- _DATA FOR THE TASK_

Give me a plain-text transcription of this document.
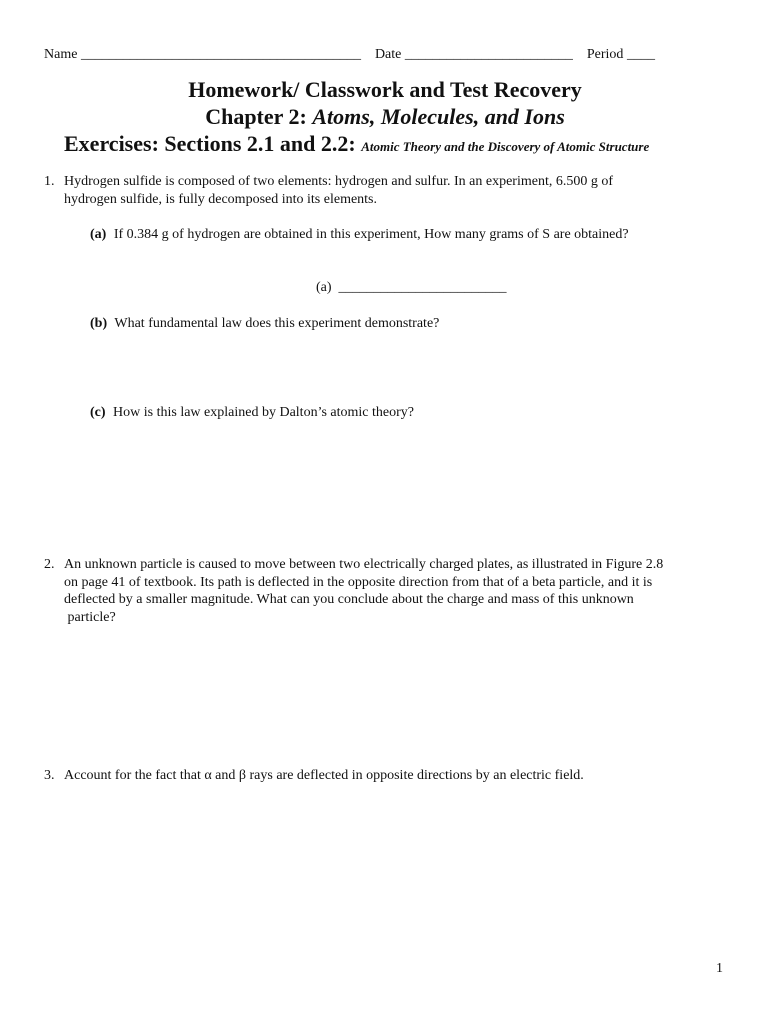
Name ________________________________________ Date ________________________ Period ____
Homework/ Classwork and Test Recovery
Chapter 2: Atoms, Molecules, and Ions
Exercises: Sections 2.1 and 2.2: Atomic Theory and the Discovery of Atomic Structure
1. Hydrogen sulfide is composed of two elements: hydrogen and sulfur. In an experiment, 6.500 g of
hydrogen sulfide, is fully decomposed into its elements.
(a) If 0.384 g of hydrogen are obtained in this experiment, How many grams of S are obtained?
(a) ________________________
(b) What fundamental law does this experiment demonstrate?
(c) How is this law explained by Dalton’s atomic theory?
2. An unknown particle is caused to move between two electrically charged plates, as illustrated in Figure 2.8
on page 41 of textbook. Its path is deflected in the opposite direction from that of a beta particle, and it is
deflected by a smaller magnitude. What can you conclude about the charge and mass of this unknown
particle?
3. Account for the fact that α and β rays are deflected in opposite directions by an electric field.
1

- _WHAT IS NEEDED_
Retype the whole listing, keeping every line identical and omitting all pictures.

- _FINISHED TASK_
Give me a plain-text transcription of this document.
Name ________________________________________ Date ________________________ Period ____
Homework/ Classwork and Test Recovery
Chapter 2: Atoms, Molecules, and Ions
Exercises: Sections 2.1 and 2.2: Atomic Theory and the Discovery of Atomic Structure
1. Hydrogen sulfide is composed of two elements: hydrogen and sulfur. In an experiment, 6.500 g of
hydrogen sulfide, is fully decomposed into its elements.
(a) If 0.384 g of hydrogen are obtained in this experiment, How many grams of S are obtained?
(a) ________________________
(b) What fundamental law does this experiment demonstrate?
(c) How is this law explained by Dalton’s atomic theory?
2. An unknown particle is caused to move between two electrically charged plates, as illustrated in Figure 2.8
on page 41 of textbook. Its path is deflected in the opposite direction from that of a beta particle, and it is
deflected by a smaller magnitude. What can you conclude about the charge and mass of this unknown
particle?
3. Account for the fact that α and β rays are deflected in opposite directions by an electric field.
1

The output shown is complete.